-- BEGIN Records to use --

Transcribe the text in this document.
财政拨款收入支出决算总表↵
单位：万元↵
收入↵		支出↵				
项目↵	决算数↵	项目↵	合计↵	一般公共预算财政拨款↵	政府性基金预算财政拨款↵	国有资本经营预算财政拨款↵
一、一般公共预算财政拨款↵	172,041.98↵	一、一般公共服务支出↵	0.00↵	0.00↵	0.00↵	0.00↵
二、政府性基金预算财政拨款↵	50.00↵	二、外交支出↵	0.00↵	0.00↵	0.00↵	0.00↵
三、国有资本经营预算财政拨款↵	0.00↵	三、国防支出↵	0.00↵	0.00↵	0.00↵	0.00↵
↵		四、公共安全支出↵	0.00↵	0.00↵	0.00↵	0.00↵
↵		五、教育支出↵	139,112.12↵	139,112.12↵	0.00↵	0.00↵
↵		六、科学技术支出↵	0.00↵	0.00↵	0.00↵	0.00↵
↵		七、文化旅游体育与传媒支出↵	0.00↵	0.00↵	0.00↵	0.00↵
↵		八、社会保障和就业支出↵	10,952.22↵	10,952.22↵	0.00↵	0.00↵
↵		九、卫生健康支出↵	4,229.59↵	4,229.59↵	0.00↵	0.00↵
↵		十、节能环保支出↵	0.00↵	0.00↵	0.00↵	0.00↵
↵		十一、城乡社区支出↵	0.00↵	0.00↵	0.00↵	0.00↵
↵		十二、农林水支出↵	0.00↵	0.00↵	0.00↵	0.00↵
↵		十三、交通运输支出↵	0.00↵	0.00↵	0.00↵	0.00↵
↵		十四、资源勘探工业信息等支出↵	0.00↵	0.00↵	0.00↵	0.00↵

-- END Records to use --
-- BEGIN Records to use --

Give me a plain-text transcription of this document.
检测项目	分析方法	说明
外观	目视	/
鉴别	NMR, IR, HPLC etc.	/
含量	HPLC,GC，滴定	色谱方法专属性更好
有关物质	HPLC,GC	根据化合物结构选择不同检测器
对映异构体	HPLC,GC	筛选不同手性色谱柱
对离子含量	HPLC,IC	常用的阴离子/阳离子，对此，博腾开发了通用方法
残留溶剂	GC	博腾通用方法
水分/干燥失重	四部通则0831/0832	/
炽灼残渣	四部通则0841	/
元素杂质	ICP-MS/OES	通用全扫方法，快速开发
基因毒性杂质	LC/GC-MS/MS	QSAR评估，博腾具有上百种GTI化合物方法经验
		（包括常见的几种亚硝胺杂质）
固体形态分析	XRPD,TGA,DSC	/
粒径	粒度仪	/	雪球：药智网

-- END Records to use --
-- BEGIN Records to use --

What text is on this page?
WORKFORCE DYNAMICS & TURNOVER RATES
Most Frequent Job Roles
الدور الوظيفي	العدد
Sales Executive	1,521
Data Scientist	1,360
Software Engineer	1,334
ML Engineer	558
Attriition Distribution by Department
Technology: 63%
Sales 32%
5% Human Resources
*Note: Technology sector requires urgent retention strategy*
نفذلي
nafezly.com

-- END Records to use --

** Description of the task **
Look through the entries above; copy every line holding the string "国有资本经营预算财政拨款".

** Full solution **
项目↵	决算数↵	项目↵	合计↵	一般公共预算财政拨款↵	政府性基金预算财政拨款↵	国有资本经营预算财政拨款↵
三、国有资本经营预算财政拨款↵	0.00↵	三、国防支出↵	0.00↵	0.00↵	0.00↵	0.00↵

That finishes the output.